OBJECTIVE
Repeat the records below exactly, leaving out every picture.

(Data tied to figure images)
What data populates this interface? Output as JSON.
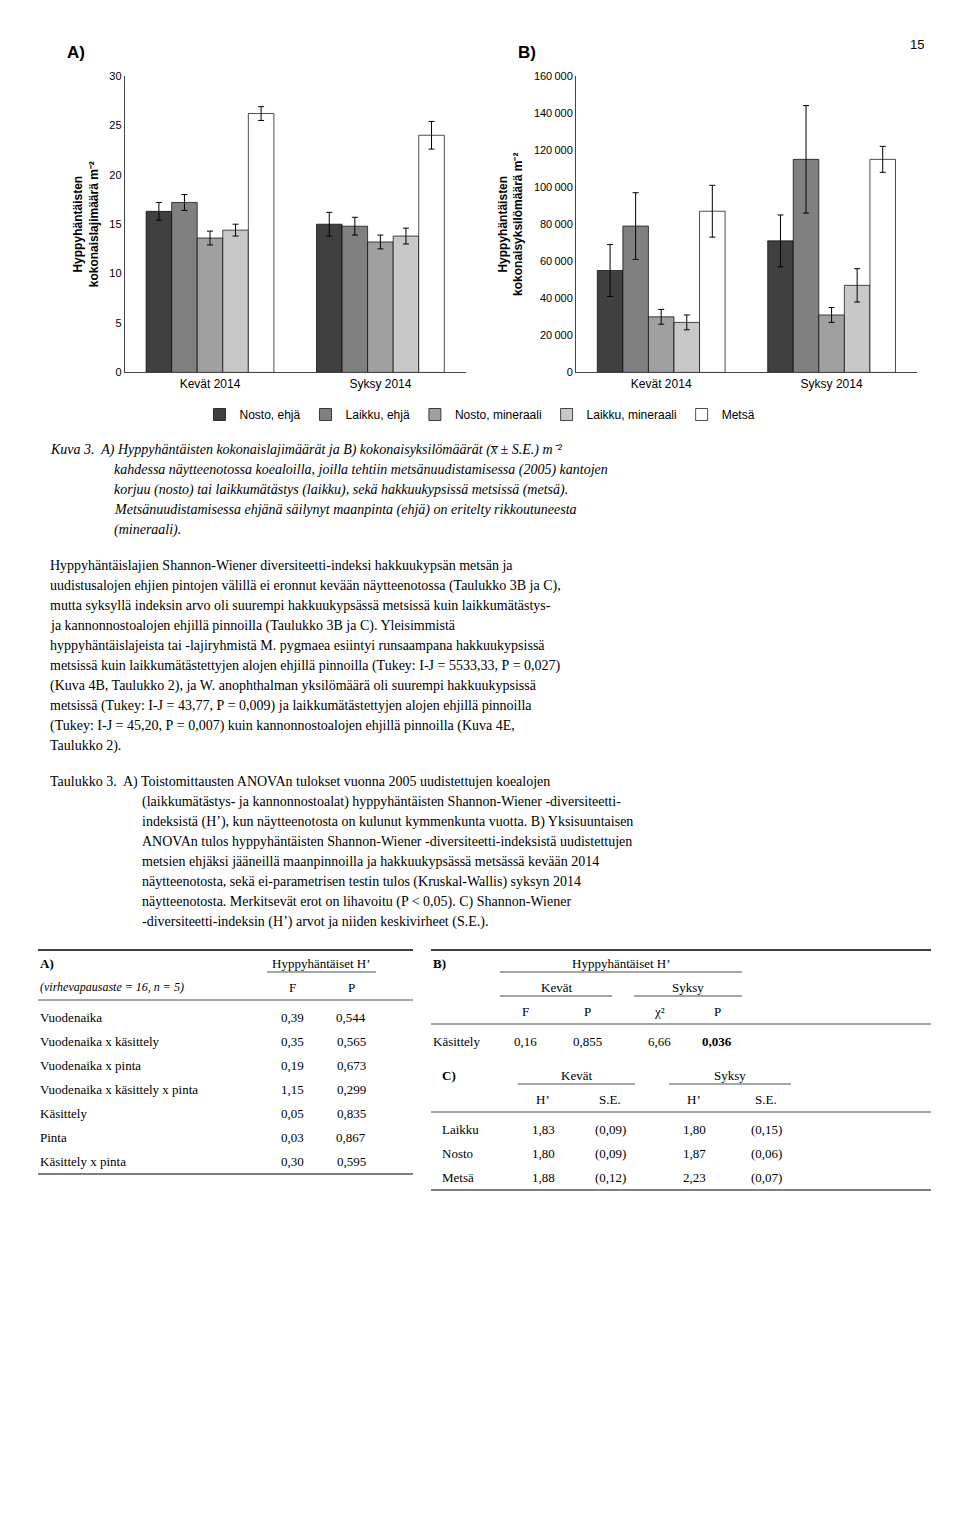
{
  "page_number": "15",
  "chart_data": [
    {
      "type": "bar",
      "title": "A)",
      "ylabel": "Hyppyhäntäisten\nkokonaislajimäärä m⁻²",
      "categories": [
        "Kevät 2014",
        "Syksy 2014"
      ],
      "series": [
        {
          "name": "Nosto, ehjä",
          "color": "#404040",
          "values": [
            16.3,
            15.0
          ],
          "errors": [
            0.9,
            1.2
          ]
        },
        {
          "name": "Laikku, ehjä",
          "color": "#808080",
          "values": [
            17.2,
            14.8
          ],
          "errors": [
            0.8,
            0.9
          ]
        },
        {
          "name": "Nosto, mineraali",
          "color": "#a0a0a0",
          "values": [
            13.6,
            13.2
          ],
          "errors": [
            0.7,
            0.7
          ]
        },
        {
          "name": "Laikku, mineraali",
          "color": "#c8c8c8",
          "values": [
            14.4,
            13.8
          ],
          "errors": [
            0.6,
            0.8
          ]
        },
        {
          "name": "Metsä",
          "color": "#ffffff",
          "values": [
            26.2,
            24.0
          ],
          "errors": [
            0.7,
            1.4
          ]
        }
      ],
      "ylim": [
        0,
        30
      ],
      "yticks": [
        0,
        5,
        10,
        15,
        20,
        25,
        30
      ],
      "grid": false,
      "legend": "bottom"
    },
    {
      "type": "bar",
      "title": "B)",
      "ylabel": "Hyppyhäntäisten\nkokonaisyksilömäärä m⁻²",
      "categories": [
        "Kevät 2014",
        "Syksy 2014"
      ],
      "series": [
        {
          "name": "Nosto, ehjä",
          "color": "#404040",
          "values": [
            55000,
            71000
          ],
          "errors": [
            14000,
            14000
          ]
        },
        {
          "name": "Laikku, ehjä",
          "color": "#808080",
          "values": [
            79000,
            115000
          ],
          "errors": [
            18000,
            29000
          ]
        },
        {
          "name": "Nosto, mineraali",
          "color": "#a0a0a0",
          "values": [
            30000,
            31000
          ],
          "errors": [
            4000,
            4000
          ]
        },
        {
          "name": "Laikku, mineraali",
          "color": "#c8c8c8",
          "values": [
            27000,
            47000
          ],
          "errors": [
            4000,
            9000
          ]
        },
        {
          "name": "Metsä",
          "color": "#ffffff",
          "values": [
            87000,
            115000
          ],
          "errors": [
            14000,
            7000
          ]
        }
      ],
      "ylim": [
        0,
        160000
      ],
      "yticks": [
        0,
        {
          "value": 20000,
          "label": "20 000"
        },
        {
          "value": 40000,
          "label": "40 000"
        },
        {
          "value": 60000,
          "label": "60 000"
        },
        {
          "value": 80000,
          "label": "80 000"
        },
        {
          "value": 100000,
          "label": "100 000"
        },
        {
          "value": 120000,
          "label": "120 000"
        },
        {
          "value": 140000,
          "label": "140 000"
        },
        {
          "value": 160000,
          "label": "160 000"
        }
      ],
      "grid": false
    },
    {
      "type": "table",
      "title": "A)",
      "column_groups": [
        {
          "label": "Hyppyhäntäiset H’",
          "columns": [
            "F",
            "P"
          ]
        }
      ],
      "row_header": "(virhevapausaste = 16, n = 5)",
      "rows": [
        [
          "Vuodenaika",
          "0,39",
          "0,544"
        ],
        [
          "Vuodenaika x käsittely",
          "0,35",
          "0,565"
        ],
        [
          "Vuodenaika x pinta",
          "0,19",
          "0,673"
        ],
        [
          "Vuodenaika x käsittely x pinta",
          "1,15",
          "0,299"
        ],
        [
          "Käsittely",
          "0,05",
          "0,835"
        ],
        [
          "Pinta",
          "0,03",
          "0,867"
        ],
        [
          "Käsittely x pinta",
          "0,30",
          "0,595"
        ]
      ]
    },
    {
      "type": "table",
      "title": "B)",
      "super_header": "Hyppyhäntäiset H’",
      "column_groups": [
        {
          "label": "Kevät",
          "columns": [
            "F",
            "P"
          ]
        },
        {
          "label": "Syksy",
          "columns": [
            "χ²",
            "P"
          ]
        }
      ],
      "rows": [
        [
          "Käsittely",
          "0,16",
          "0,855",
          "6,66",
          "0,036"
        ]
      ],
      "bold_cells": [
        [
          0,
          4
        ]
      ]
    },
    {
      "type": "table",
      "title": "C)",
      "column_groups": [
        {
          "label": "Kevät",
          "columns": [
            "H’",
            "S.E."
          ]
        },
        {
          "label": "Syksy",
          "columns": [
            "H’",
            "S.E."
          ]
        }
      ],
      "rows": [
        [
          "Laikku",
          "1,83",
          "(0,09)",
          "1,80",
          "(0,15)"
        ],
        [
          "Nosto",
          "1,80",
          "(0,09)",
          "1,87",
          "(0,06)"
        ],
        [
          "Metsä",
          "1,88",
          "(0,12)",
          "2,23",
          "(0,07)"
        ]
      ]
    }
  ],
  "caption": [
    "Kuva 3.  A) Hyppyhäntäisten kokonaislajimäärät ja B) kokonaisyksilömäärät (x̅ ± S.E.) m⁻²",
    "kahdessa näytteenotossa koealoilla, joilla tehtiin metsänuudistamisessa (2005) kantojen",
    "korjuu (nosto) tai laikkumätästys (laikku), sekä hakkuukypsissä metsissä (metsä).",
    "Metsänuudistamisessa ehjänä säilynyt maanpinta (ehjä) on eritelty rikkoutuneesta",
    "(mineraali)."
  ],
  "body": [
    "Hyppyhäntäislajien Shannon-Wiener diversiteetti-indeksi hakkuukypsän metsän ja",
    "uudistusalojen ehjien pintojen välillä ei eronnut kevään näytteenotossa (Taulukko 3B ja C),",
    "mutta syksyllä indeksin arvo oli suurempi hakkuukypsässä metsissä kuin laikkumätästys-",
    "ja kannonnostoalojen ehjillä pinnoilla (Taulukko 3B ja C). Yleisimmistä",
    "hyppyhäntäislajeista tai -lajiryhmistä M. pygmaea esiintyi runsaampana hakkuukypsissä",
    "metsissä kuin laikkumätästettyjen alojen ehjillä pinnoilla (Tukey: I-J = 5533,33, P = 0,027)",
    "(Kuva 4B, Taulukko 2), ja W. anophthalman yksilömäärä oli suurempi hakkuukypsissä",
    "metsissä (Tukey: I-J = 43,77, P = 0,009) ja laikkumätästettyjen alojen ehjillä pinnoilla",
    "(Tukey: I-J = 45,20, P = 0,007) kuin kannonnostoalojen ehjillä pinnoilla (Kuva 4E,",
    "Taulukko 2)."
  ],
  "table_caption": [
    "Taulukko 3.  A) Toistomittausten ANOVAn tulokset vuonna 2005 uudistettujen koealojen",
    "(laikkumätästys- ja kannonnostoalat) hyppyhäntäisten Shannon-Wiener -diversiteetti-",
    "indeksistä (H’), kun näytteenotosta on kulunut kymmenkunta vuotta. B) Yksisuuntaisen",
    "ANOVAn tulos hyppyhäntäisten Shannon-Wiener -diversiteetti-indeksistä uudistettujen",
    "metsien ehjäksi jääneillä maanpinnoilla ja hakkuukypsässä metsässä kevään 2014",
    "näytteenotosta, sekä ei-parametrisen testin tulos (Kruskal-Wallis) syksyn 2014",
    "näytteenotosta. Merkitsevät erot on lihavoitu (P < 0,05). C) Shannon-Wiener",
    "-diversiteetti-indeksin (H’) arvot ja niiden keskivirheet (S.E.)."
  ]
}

EXERCISE ANSWER
What data populates this interface? Output as JSON.
{
  "page_number": "15",
  "chart_data": [
    {
      "type": "bar",
      "title": "A)",
      "ylabel": "Hyppyhäntäisten\nkokonaislajimäärä m⁻²",
      "categories": [
        "Kevät 2014",
        "Syksy 2014"
      ],
      "series": [
        {
          "name": "Nosto, ehjä",
          "color": "#404040",
          "values": [
            16.3,
            15.0
          ],
          "errors": [
            0.9,
            1.2
          ]
        },
        {
          "name": "Laikku, ehjä",
          "color": "#808080",
          "values": [
            17.2,
            14.8
          ],
          "errors": [
            0.8,
            0.9
          ]
        },
        {
          "name": "Nosto, mineraali",
          "color": "#a0a0a0",
          "values": [
            13.6,
            13.2
          ],
          "errors": [
            0.7,
            0.7
          ]
        },
        {
          "name": "Laikku, mineraali",
          "color": "#c8c8c8",
          "values": [
            14.4,
            13.8
          ],
          "errors": [
            0.6,
            0.8
          ]
        },
        {
          "name": "Metsä",
          "color": "#ffffff",
          "values": [
            26.2,
            24.0
          ],
          "errors": [
            0.7,
            1.4
          ]
        }
      ],
      "ylim": [
        0,
        30
      ],
      "yticks": [
        0,
        5,
        10,
        15,
        20,
        25,
        30
      ],
      "grid": false,
      "legend": "bottom"
    },
    {
      "type": "bar",
      "title": "B)",
      "ylabel": "Hyppyhäntäisten\nkokonaisyksilömäärä m⁻²",
      "categories": [
        "Kevät 2014",
        "Syksy 2014"
      ],
      "series": [
        {
          "name": "Nosto, ehjä",
          "color": "#404040",
          "values": [
            55000,
            71000
          ],
          "errors": [
            14000,
            14000
          ]
        },
        {
          "name": "Laikku, ehjä",
          "color": "#808080",
          "values": [
            79000,
            115000
          ],
          "errors": [
            18000,
            29000
          ]
        },
        {
          "name": "Nosto, mineraali",
          "color": "#a0a0a0",
          "values": [
            30000,
            31000
          ],
          "errors": [
            4000,
            4000
          ]
        },
        {
          "name": "Laikku, mineraali",
          "color": "#c8c8c8",
          "values": [
            27000,
            47000
          ],
          "errors": [
            4000,
            9000
          ]
        },
        {
          "name": "Metsä",
          "color": "#ffffff",
          "values": [
            87000,
            115000
          ],
          "errors": [
            14000,
            7000
          ]
        }
      ],
      "ylim": [
        0,
        160000
      ],
      "yticks": [
        0,
        {
          "value": 20000,
          "label": "20 000"
        },
        {
          "value": 40000,
          "label": "40 000"
        },
        {
          "value": 60000,
          "label": "60 000"
        },
        {
          "value": 80000,
          "label": "80 000"
        },
        {
          "value": 100000,
          "label": "100 000"
        },
        {
          "value": 120000,
          "label": "120 000"
        },
        {
          "value": 140000,
          "label": "140 000"
        },
        {
          "value": 160000,
          "label": "160 000"
        }
      ],
      "grid": false
    },
    {
      "type": "table",
      "title": "A)",
      "column_groups": [
        {
          "label": "Hyppyhäntäiset H’",
          "columns": [
            "F",
            "P"
          ]
        }
      ],
      "row_header": "(virhevapausaste = 16, n = 5)",
      "rows": [
        [
          "Vuodenaika",
          "0,39",
          "0,544"
        ],
        [
          "Vuodenaika x käsittely",
          "0,35",
          "0,565"
        ],
        [
          "Vuodenaika x pinta",
          "0,19",
          "0,673"
        ],
        [
          "Vuodenaika x käsittely x pinta",
          "1,15",
          "0,299"
        ],
        [
          "Käsittely",
          "0,05",
          "0,835"
        ],
        [
          "Pinta",
          "0,03",
          "0,867"
        ],
        [
          "Käsittely x pinta",
          "0,30",
          "0,595"
        ]
      ]
    },
    {
      "type": "table",
      "title": "B)",
      "super_header": "Hyppyhäntäiset H’",
      "column_groups": [
        {
          "label": "Kevät",
          "columns": [
            "F",
            "P"
          ]
        },
        {
          "label": "Syksy",
          "columns": [
            "χ²",
            "P"
          ]
        }
      ],
      "rows": [
        [
          "Käsittely",
          "0,16",
          "0,855",
          "6,66",
          "0,036"
        ]
      ],
      "bold_cells": [
        [
          0,
          4
        ]
      ]
    },
    {
      "type": "table",
      "title": "C)",
      "column_groups": [
        {
          "label": "Kevät",
          "columns": [
            "H’",
            "S.E."
          ]
        },
        {
          "label": "Syksy",
          "columns": [
            "H’",
            "S.E."
          ]
        }
      ],
      "rows": [
        [
          "Laikku",
          "1,83",
          "(0,09)",
          "1,80",
          "(0,15)"
        ],
        [
          "Nosto",
          "1,80",
          "(0,09)",
          "1,87",
          "(0,06)"
        ],
        [
          "Metsä",
          "1,88",
          "(0,12)",
          "2,23",
          "(0,07)"
        ]
      ]
    }
  ],
  "caption": [
    "Kuva 3.  A) Hyppyhäntäisten kokonaislajimäärät ja B) kokonaisyksilömäärät (x̅ ± S.E.) m⁻²",
    "kahdessa näytteenotossa koealoilla, joilla tehtiin metsänuudistamisessa (2005) kantojen",
    "korjuu (nosto) tai laikkumätästys (laikku), sekä hakkuukypsissä metsissä (metsä).",
    "Metsänuudistamisessa ehjänä säilynyt maanpinta (ehjä) on eritelty rikkoutuneesta",
    "(mineraali)."
  ],
  "body": [
    "Hyppyhäntäislajien Shannon-Wiener diversiteetti-indeksi hakkuukypsän metsän ja",
    "uudistusalojen ehjien pintojen välillä ei eronnut kevään näytteenotossa (Taulukko 3B ja C),",
    "mutta syksyllä indeksin arvo oli suurempi hakkuukypsässä metsissä kuin laikkumätästys-",
    "ja kannonnostoalojen ehjillä pinnoilla (Taulukko 3B ja C). Yleisimmistä",
    "hyppyhäntäislajeista tai -lajiryhmistä M. pygmaea esiintyi runsaampana hakkuukypsissä",
    "metsissä kuin laikkumätästettyjen alojen ehjillä pinnoilla (Tukey: I-J = 5533,33, P = 0,027)",
    "(Kuva 4B, Taulukko 2), ja W. anophthalman yksilömäärä oli suurempi hakkuukypsissä",
    "metsissä (Tukey: I-J = 43,77, P = 0,009) ja laikkumätästettyjen alojen ehjillä pinnoilla",
    "(Tukey: I-J = 45,20, P = 0,007) kuin kannonnostoalojen ehjillä pinnoilla (Kuva 4E,",
    "Taulukko 2)."
  ],
  "table_caption": [
    "Taulukko 3.  A) Toistomittausten ANOVAn tulokset vuonna 2005 uudistettujen koealojen",
    "(laikkumätästys- ja kannonnostoalat) hyppyhäntäisten Shannon-Wiener -diversiteetti-",
    "indeksistä (H’), kun näytteenotosta on kulunut kymmenkunta vuotta. B) Yksisuuntaisen",
    "ANOVAn tulos hyppyhäntäisten Shannon-Wiener -diversiteetti-indeksistä uudistettujen",
    "metsien ehjäksi jääneillä maanpinnoilla ja hakkuukypsässä metsässä kevään 2014",
    "näytteenotosta, sekä ei-parametrisen testin tulos (Kruskal-Wallis) syksyn 2014",
    "näytteenotosta. Merkitsevät erot on lihavoitu (P < 0,05). C) Shannon-Wiener",
    "-diversiteetti-indeksin (H’) arvot ja niiden keskivirheet (S.E.)."
  ]
}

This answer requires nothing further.